_Records for the task_

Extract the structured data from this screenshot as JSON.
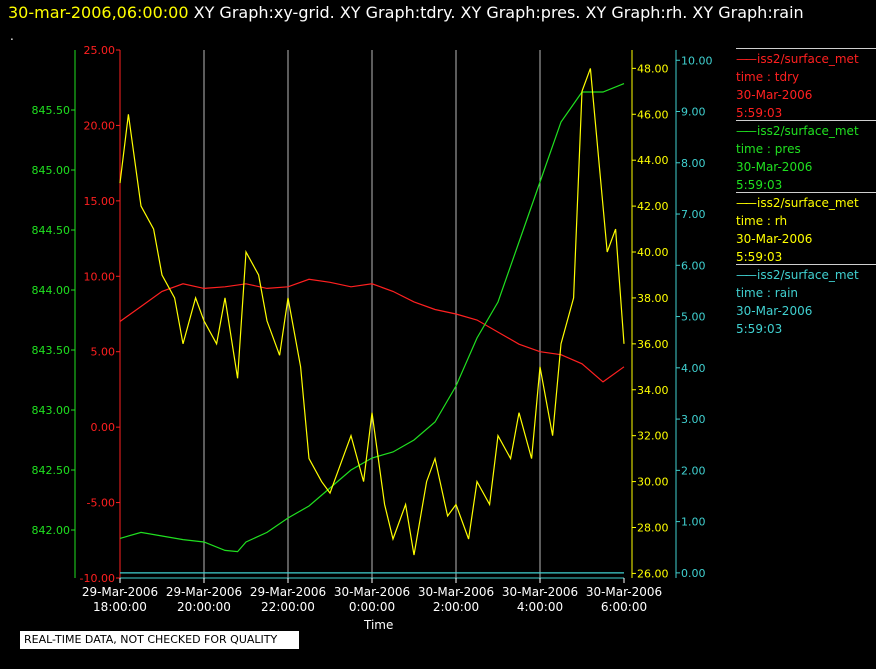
{
  "header": {
    "timestamp": "30-mar-2006,06:00:00",
    "graphs": "XY Graph:xy-grid.  XY Graph:tdry.  XY Graph:pres.  XY Graph:rh.  XY Graph:rain",
    "marker": "."
  },
  "legend": [
    {
      "name": "iss2/surface_met",
      "field": "time : tdry",
      "date": "30-Mar-2006",
      "time": "5:59:03",
      "color": "#ff2020"
    },
    {
      "name": "iss2/surface_met",
      "field": "time : pres",
      "date": "30-Mar-2006",
      "time": "5:59:03",
      "color": "#20e020"
    },
    {
      "name": "iss2/surface_met",
      "field": "time : rh",
      "date": "30-Mar-2006",
      "time": "5:59:03",
      "color": "#ffff00"
    },
    {
      "name": "iss2/surface_met",
      "field": "time : rain",
      "date": "30-Mar-2006",
      "time": "5:59:03",
      "color": "#40d0d0"
    }
  ],
  "footer": {
    "qc_note": "REAL-TIME DATA, NOT CHECKED FOR QUALITY"
  },
  "chart_data": {
    "type": "line",
    "xlabel": "Time",
    "x_ticks": [
      {
        "date": "29-Mar-2006",
        "time": "18:00:00",
        "hour": 0
      },
      {
        "date": "29-Mar-2006",
        "time": "20:00:00",
        "hour": 2
      },
      {
        "date": "29-Mar-2006",
        "time": "22:00:00",
        "hour": 4
      },
      {
        "date": "30-Mar-2006",
        "time": "0:00:00",
        "hour": 6
      },
      {
        "date": "30-Mar-2006",
        "time": "2:00:00",
        "hour": 8
      },
      {
        "date": "30-Mar-2006",
        "time": "4:00:00",
        "hour": 10
      },
      {
        "date": "30-Mar-2006",
        "time": "6:00:00",
        "hour": 12
      }
    ],
    "xlim": [
      0,
      12
    ],
    "grid": "vertical",
    "axes": {
      "pres": {
        "color": "#20e020",
        "ylim": [
          841.6,
          846.0
        ],
        "ticks": [
          "842.00",
          "842.50",
          "843.00",
          "843.50",
          "844.00",
          "844.50",
          "845.00",
          "845.50"
        ]
      },
      "tdry": {
        "color": "#ff2020",
        "ylim": [
          -10,
          25
        ],
        "ticks": [
          "-10.00",
          "-5.00",
          "0.00",
          "5.00",
          "10.00",
          "15.00",
          "20.00",
          "25.00"
        ]
      },
      "rh": {
        "color": "#ffff00",
        "ylim": [
          25.8,
          48.8
        ],
        "ticks": [
          "26.00",
          "28.00",
          "30.00",
          "32.00",
          "34.00",
          "36.00",
          "38.00",
          "40.00",
          "42.00",
          "44.00",
          "46.00",
          "48.00"
        ]
      },
      "rain": {
        "color": "#40d0d0",
        "ylim": [
          -0.1,
          10.2
        ],
        "ticks": [
          "0.00",
          "1.00",
          "2.00",
          "3.00",
          "4.00",
          "5.00",
          "6.00",
          "7.00",
          "8.00",
          "9.00",
          "10.00"
        ]
      }
    },
    "series": [
      {
        "name": "tdry",
        "axis": "tdry",
        "color": "#ff2020",
        "x": [
          0,
          0.5,
          1,
          1.5,
          2,
          2.5,
          3,
          3.5,
          4,
          4.5,
          5,
          5.5,
          6,
          6.5,
          7,
          7.5,
          8,
          8.5,
          9,
          9.5,
          10,
          10.5,
          11,
          11.5,
          12
        ],
        "y": [
          7,
          8,
          9,
          9.5,
          9.2,
          9.3,
          9.5,
          9.2,
          9.3,
          9.8,
          9.6,
          9.3,
          9.5,
          9,
          8.3,
          7.8,
          7.5,
          7.1,
          6.3,
          5.5,
          5,
          4.8,
          4.2,
          3,
          4
        ]
      },
      {
        "name": "pres",
        "axis": "pres",
        "color": "#20e020",
        "x": [
          0,
          0.5,
          1,
          1.5,
          2,
          2.5,
          2.8,
          3,
          3.5,
          4,
          4.5,
          5,
          5.5,
          6,
          6.5,
          7,
          7.5,
          8,
          8.5,
          9,
          9.5,
          10,
          10.5,
          11,
          11.5,
          12
        ],
        "y": [
          841.93,
          841.98,
          841.95,
          841.92,
          841.9,
          841.83,
          841.82,
          841.9,
          841.98,
          842.1,
          842.2,
          842.35,
          842.5,
          842.6,
          842.65,
          842.75,
          842.9,
          843.2,
          843.6,
          843.9,
          844.4,
          844.9,
          845.4,
          845.65,
          845.65,
          845.72
        ]
      },
      {
        "name": "rh",
        "axis": "rh",
        "color": "#ffff00",
        "x": [
          0,
          0.2,
          0.5,
          0.8,
          1,
          1.3,
          1.5,
          1.8,
          2,
          2.3,
          2.5,
          2.8,
          3,
          3.3,
          3.5,
          3.8,
          4,
          4.3,
          4.5,
          4.8,
          5,
          5.3,
          5.5,
          5.8,
          6,
          6.3,
          6.5,
          6.8,
          7,
          7.3,
          7.5,
          7.8,
          8,
          8.3,
          8.5,
          8.8,
          9,
          9.3,
          9.5,
          9.8,
          10,
          10.3,
          10.5,
          10.8,
          11,
          11.2,
          11.4,
          11.6,
          11.8,
          12
        ],
        "y": [
          43,
          46,
          42,
          41,
          39,
          38,
          36,
          38,
          37,
          36,
          38,
          34.5,
          40,
          39,
          37,
          35.5,
          38,
          35,
          31,
          30,
          29.5,
          31,
          32,
          30,
          33,
          29,
          27.5,
          29,
          26.8,
          30,
          31,
          28.5,
          29,
          27.5,
          30,
          29,
          32,
          31,
          33,
          31,
          35,
          32,
          36,
          38,
          47,
          48,
          44,
          40,
          41,
          36
        ]
      },
      {
        "name": "rain",
        "axis": "rain",
        "color": "#40d0d0",
        "x": [
          0,
          12
        ],
        "y": [
          0.0,
          0.0
        ]
      }
    ]
  }
}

_Problem description_
Reproduce the material in its entirety and word for word, without the pictures.

_Task response_
Extract the structured data from this screenshot as JSON.
{
  "header": {
    "timestamp": "30-mar-2006,06:00:00",
    "graphs": "XY Graph:xy-grid.  XY Graph:tdry.  XY Graph:pres.  XY Graph:rh.  XY Graph:rain",
    "marker": "."
  },
  "legend": [
    {
      "name": "iss2/surface_met",
      "field": "time : tdry",
      "date": "30-Mar-2006",
      "time": "5:59:03",
      "color": "#ff2020"
    },
    {
      "name": "iss2/surface_met",
      "field": "time : pres",
      "date": "30-Mar-2006",
      "time": "5:59:03",
      "color": "#20e020"
    },
    {
      "name": "iss2/surface_met",
      "field": "time : rh",
      "date": "30-Mar-2006",
      "time": "5:59:03",
      "color": "#ffff00"
    },
    {
      "name": "iss2/surface_met",
      "field": "time : rain",
      "date": "30-Mar-2006",
      "time": "5:59:03",
      "color": "#40d0d0"
    }
  ],
  "footer": {
    "qc_note": "REAL-TIME DATA, NOT CHECKED FOR QUALITY"
  },
  "chart_data": {
    "type": "line",
    "xlabel": "Time",
    "x_ticks": [
      {
        "date": "29-Mar-2006",
        "time": "18:00:00",
        "hour": 0
      },
      {
        "date": "29-Mar-2006",
        "time": "20:00:00",
        "hour": 2
      },
      {
        "date": "29-Mar-2006",
        "time": "22:00:00",
        "hour": 4
      },
      {
        "date": "30-Mar-2006",
        "time": "0:00:00",
        "hour": 6
      },
      {
        "date": "30-Mar-2006",
        "time": "2:00:00",
        "hour": 8
      },
      {
        "date": "30-Mar-2006",
        "time": "4:00:00",
        "hour": 10
      },
      {
        "date": "30-Mar-2006",
        "time": "6:00:00",
        "hour": 12
      }
    ],
    "xlim": [
      0,
      12
    ],
    "grid": "vertical",
    "axes": {
      "pres": {
        "color": "#20e020",
        "ylim": [
          841.6,
          846.0
        ],
        "ticks": [
          "842.00",
          "842.50",
          "843.00",
          "843.50",
          "844.00",
          "844.50",
          "845.00",
          "845.50"
        ]
      },
      "tdry": {
        "color": "#ff2020",
        "ylim": [
          -10,
          25
        ],
        "ticks": [
          "-10.00",
          "-5.00",
          "0.00",
          "5.00",
          "10.00",
          "15.00",
          "20.00",
          "25.00"
        ]
      },
      "rh": {
        "color": "#ffff00",
        "ylim": [
          25.8,
          48.8
        ],
        "ticks": [
          "26.00",
          "28.00",
          "30.00",
          "32.00",
          "34.00",
          "36.00",
          "38.00",
          "40.00",
          "42.00",
          "44.00",
          "46.00",
          "48.00"
        ]
      },
      "rain": {
        "color": "#40d0d0",
        "ylim": [
          -0.1,
          10.2
        ],
        "ticks": [
          "0.00",
          "1.00",
          "2.00",
          "3.00",
          "4.00",
          "5.00",
          "6.00",
          "7.00",
          "8.00",
          "9.00",
          "10.00"
        ]
      }
    },
    "series": [
      {
        "name": "tdry",
        "axis": "tdry",
        "color": "#ff2020",
        "x": [
          0,
          0.5,
          1,
          1.5,
          2,
          2.5,
          3,
          3.5,
          4,
          4.5,
          5,
          5.5,
          6,
          6.5,
          7,
          7.5,
          8,
          8.5,
          9,
          9.5,
          10,
          10.5,
          11,
          11.5,
          12
        ],
        "y": [
          7,
          8,
          9,
          9.5,
          9.2,
          9.3,
          9.5,
          9.2,
          9.3,
          9.8,
          9.6,
          9.3,
          9.5,
          9,
          8.3,
          7.8,
          7.5,
          7.1,
          6.3,
          5.5,
          5,
          4.8,
          4.2,
          3,
          4
        ]
      },
      {
        "name": "pres",
        "axis": "pres",
        "color": "#20e020",
        "x": [
          0,
          0.5,
          1,
          1.5,
          2,
          2.5,
          2.8,
          3,
          3.5,
          4,
          4.5,
          5,
          5.5,
          6,
          6.5,
          7,
          7.5,
          8,
          8.5,
          9,
          9.5,
          10,
          10.5,
          11,
          11.5,
          12
        ],
        "y": [
          841.93,
          841.98,
          841.95,
          841.92,
          841.9,
          841.83,
          841.82,
          841.9,
          841.98,
          842.1,
          842.2,
          842.35,
          842.5,
          842.6,
          842.65,
          842.75,
          842.9,
          843.2,
          843.6,
          843.9,
          844.4,
          844.9,
          845.4,
          845.65,
          845.65,
          845.72
        ]
      },
      {
        "name": "rh",
        "axis": "rh",
        "color": "#ffff00",
        "x": [
          0,
          0.2,
          0.5,
          0.8,
          1,
          1.3,
          1.5,
          1.8,
          2,
          2.3,
          2.5,
          2.8,
          3,
          3.3,
          3.5,
          3.8,
          4,
          4.3,
          4.5,
          4.8,
          5,
          5.3,
          5.5,
          5.8,
          6,
          6.3,
          6.5,
          6.8,
          7,
          7.3,
          7.5,
          7.8,
          8,
          8.3,
          8.5,
          8.8,
          9,
          9.3,
          9.5,
          9.8,
          10,
          10.3,
          10.5,
          10.8,
          11,
          11.2,
          11.4,
          11.6,
          11.8,
          12
        ],
        "y": [
          43,
          46,
          42,
          41,
          39,
          38,
          36,
          38,
          37,
          36,
          38,
          34.5,
          40,
          39,
          37,
          35.5,
          38,
          35,
          31,
          30,
          29.5,
          31,
          32,
          30,
          33,
          29,
          27.5,
          29,
          26.8,
          30,
          31,
          28.5,
          29,
          27.5,
          30,
          29,
          32,
          31,
          33,
          31,
          35,
          32,
          36,
          38,
          47,
          48,
          44,
          40,
          41,
          36
        ]
      },
      {
        "name": "rain",
        "axis": "rain",
        "color": "#40d0d0",
        "x": [
          0,
          12
        ],
        "y": [
          0.0,
          0.0
        ]
      }
    ]
  }
}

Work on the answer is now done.